### Listed entries
<<<<
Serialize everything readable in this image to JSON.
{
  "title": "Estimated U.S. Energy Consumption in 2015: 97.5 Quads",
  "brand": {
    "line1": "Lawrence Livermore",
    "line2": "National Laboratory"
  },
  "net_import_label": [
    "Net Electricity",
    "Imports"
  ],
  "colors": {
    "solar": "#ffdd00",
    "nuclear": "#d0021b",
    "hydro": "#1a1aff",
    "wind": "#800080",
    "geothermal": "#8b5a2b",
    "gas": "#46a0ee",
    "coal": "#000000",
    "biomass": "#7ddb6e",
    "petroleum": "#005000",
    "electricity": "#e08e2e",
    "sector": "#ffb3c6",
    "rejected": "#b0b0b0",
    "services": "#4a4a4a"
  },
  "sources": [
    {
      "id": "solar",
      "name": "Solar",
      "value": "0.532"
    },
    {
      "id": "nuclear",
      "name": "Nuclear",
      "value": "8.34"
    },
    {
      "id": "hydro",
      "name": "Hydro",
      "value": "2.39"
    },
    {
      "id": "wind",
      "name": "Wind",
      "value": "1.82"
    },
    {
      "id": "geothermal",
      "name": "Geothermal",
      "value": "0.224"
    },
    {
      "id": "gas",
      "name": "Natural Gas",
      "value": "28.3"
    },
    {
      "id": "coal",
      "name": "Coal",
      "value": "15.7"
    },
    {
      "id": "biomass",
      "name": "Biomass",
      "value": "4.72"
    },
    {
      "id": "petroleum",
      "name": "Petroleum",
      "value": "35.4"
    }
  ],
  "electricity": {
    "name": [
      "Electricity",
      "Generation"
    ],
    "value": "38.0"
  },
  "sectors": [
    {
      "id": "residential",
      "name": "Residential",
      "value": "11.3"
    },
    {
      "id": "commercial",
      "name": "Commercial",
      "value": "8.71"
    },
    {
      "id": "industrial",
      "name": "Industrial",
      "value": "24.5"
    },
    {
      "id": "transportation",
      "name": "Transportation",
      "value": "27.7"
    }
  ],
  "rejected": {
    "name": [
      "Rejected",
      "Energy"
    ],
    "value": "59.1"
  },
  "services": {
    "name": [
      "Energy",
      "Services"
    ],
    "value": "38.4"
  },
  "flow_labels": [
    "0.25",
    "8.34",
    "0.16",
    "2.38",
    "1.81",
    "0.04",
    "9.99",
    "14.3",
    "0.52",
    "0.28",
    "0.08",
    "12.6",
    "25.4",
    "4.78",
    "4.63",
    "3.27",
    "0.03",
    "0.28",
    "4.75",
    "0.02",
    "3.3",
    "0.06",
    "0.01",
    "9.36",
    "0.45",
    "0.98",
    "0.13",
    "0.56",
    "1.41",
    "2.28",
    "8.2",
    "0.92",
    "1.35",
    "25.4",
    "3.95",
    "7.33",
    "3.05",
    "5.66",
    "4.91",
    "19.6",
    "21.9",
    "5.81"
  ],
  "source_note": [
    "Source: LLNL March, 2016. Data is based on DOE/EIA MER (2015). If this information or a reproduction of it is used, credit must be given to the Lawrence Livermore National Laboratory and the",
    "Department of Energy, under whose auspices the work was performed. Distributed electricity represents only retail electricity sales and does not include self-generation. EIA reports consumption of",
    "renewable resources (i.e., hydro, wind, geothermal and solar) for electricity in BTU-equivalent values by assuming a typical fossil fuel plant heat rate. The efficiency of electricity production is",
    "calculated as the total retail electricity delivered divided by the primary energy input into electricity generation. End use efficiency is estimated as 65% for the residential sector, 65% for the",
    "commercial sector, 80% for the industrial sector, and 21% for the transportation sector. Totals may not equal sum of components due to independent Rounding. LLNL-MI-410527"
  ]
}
>>>>
### What you have to do
Quote all of the entries exactly as they appear.

### Solved problem
Serialize everything readable in this image to JSON.
{
  "title": "Estimated U.S. Energy Consumption in 2015: 97.5 Quads",
  "brand": {
    "line1": "Lawrence Livermore",
    "line2": "National Laboratory"
  },
  "net_import_label": [
    "Net Electricity",
    "Imports"
  ],
  "colors": {
    "solar": "#ffdd00",
    "nuclear": "#d0021b",
    "hydro": "#1a1aff",
    "wind": "#800080",
    "geothermal": "#8b5a2b",
    "gas": "#46a0ee",
    "coal": "#000000",
    "biomass": "#7ddb6e",
    "petroleum": "#005000",
    "electricity": "#e08e2e",
    "sector": "#ffb3c6",
    "rejected": "#b0b0b0",
    "services": "#4a4a4a"
  },
  "sources": [
    {
      "id": "solar",
      "name": "Solar",
      "value": "0.532"
    },
    {
      "id": "nuclear",
      "name": "Nuclear",
      "value": "8.34"
    },
    {
      "id": "hydro",
      "name": "Hydro",
      "value": "2.39"
    },
    {
      "id": "wind",
      "name": "Wind",
      "value": "1.82"
    },
    {
      "id": "geothermal",
      "name": "Geothermal",
      "value": "0.224"
    },
    {
      "id": "gas",
      "name": "Natural Gas",
      "value": "28.3"
    },
    {
      "id": "coal",
      "name": "Coal",
      "value": "15.7"
    },
    {
      "id": "biomass",
      "name": "Biomass",
      "value": "4.72"
    },
    {
      "id": "petroleum",
      "name": "Petroleum",
      "value": "35.4"
    }
  ],
  "electricity": {
    "name": [
      "Electricity",
      "Generation"
    ],
    "value": "38.0"
  },
  "sectors": [
    {
      "id": "residential",
      "name": "Residential",
      "value": "11.3"
    },
    {
      "id": "commercial",
      "name": "Commercial",
      "value": "8.71"
    },
    {
      "id": "industrial",
      "name": "Industrial",
      "value": "24.5"
    },
    {
      "id": "transportation",
      "name": "Transportation",
      "value": "27.7"
    }
  ],
  "rejected": {
    "name": [
      "Rejected",
      "Energy"
    ],
    "value": "59.1"
  },
  "services": {
    "name": [
      "Energy",
      "Services"
    ],
    "value": "38.4"
  },
  "flow_labels": [
    "0.25",
    "8.34",
    "0.16",
    "2.38",
    "1.81",
    "0.04",
    "9.99",
    "14.3",
    "0.52",
    "0.28",
    "0.08",
    "12.6",
    "25.4",
    "4.78",
    "4.63",
    "3.27",
    "0.03",
    "0.28",
    "4.75",
    "0.02",
    "3.3",
    "0.06",
    "0.01",
    "9.36",
    "0.45",
    "0.98",
    "0.13",
    "0.56",
    "1.41",
    "2.28",
    "8.2",
    "0.92",
    "1.35",
    "25.4",
    "3.95",
    "7.33",
    "3.05",
    "5.66",
    "4.91",
    "19.6",
    "21.9",
    "5.81"
  ],
  "source_note": [
    "Source: LLNL March, 2016. Data is based on DOE/EIA MER (2015). If this information or a reproduction of it is used, credit must be given to the Lawrence Livermore National Laboratory and the",
    "Department of Energy, under whose auspices the work was performed. Distributed electricity represents only retail electricity sales and does not include self-generation. EIA reports consumption of",
    "renewable resources (i.e., hydro, wind, geothermal and solar) for electricity in BTU-equivalent values by assuming a typical fossil fuel plant heat rate. The efficiency of electricity production is",
    "calculated as the total retail electricity delivered divided by the primary energy input into electricity generation. End use efficiency is estimated as 65% for the residential sector, 65% for the",
    "commercial sector, 80% for the industrial sector, and 21% for the transportation sector. Totals may not equal sum of components due to independent Rounding. LLNL-MI-410527"
  ]
}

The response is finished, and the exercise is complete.